Goal of the exercise: With the pictures left out, copy the listing below exactly.

Listed entries:
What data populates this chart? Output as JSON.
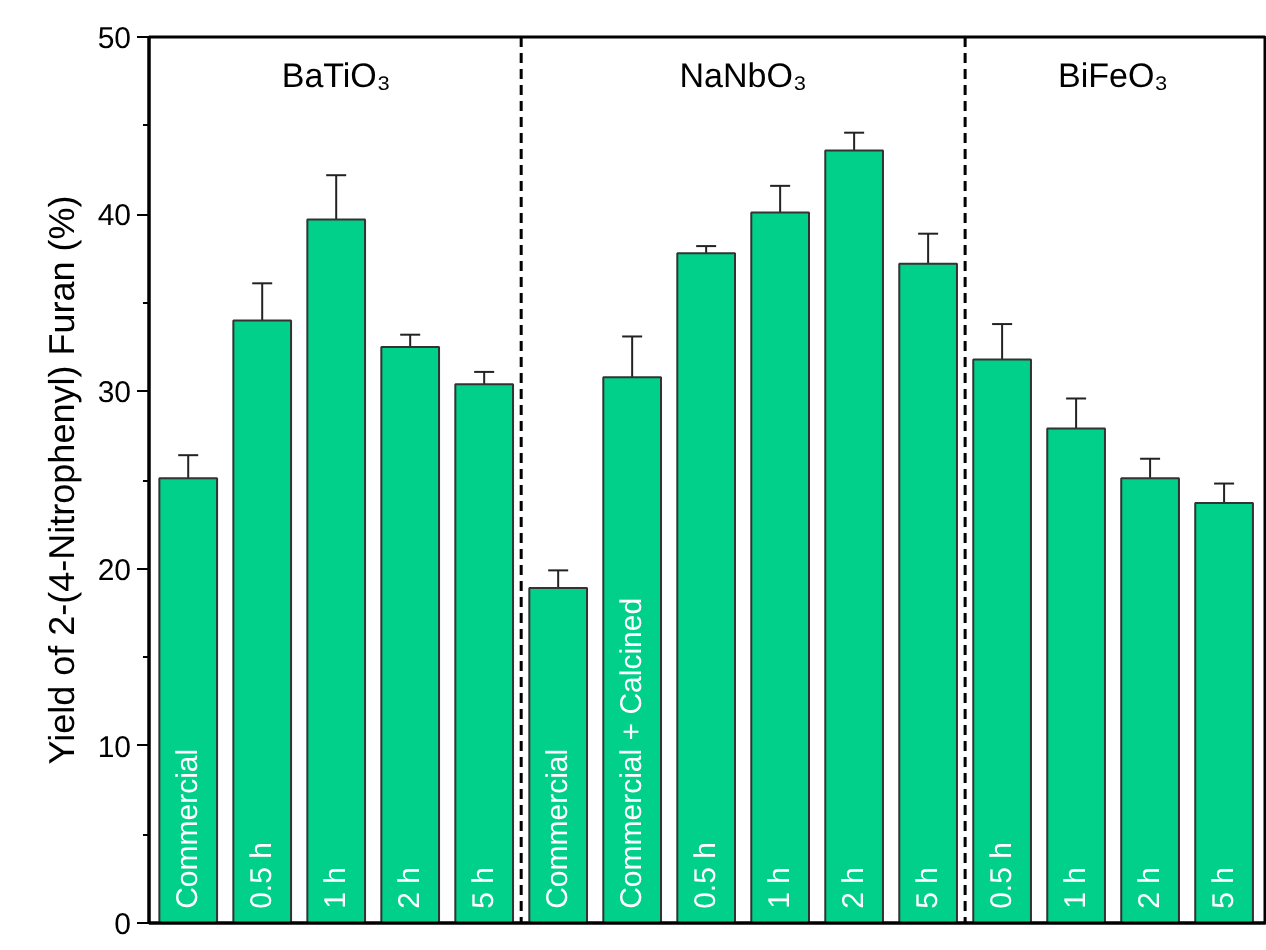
{
  "chart_data": {
    "type": "bar",
    "ylabel": "Yield of 2-(4-Nitrophenyl) Furan (%)",
    "categories": [
      "Commercial",
      "0.5 h",
      "1 h",
      "2 h",
      "5 h",
      "Commercial",
      "Commercial + Calcined",
      "0.5 h",
      "1 h",
      "2 h",
      "5 h",
      "0.5 h",
      "1 h",
      "2 h",
      "5 h"
    ],
    "values": [
      25.1,
      34.0,
      39.7,
      32.5,
      30.4,
      18.9,
      30.8,
      37.8,
      40.1,
      43.6,
      37.2,
      31.8,
      27.9,
      25.1,
      23.7
    ],
    "errors": [
      1.3,
      2.1,
      2.5,
      0.7,
      0.7,
      1.0,
      2.3,
      0.4,
      1.5,
      1.0,
      1.7,
      2.0,
      1.7,
      1.1,
      1.1
    ],
    "color": "#00d08a",
    "ylim": [
      0,
      50
    ],
    "yticks": [
      0,
      10,
      20,
      30,
      40,
      50
    ],
    "annotations": [
      "BaTiO₃",
      "NaNbO₃",
      "BiFeO₃"
    ]
  }
}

Task result:
What data populates this chart? Output as JSON.
{
  "chart_data": {
    "type": "bar",
    "ylabel": "Yield of 2-(4-Nitrophenyl) Furan (%)",
    "categories": [
      "Commercial",
      "0.5 h",
      "1 h",
      "2 h",
      "5 h",
      "Commercial",
      "Commercial + Calcined",
      "0.5 h",
      "1 h",
      "2 h",
      "5 h",
      "0.5 h",
      "1 h",
      "2 h",
      "5 h"
    ],
    "values": [
      25.1,
      34.0,
      39.7,
      32.5,
      30.4,
      18.9,
      30.8,
      37.8,
      40.1,
      43.6,
      37.2,
      31.8,
      27.9,
      25.1,
      23.7
    ],
    "errors": [
      1.3,
      2.1,
      2.5,
      0.7,
      0.7,
      1.0,
      2.3,
      0.4,
      1.5,
      1.0,
      1.7,
      2.0,
      1.7,
      1.1,
      1.1
    ],
    "color": "#00d08a",
    "ylim": [
      0,
      50
    ],
    "yticks": [
      0,
      10,
      20,
      30,
      40,
      50
    ],
    "annotations": [
      "BaTiO₃",
      "NaNbO₃",
      "BiFeO₃"
    ]
  }
}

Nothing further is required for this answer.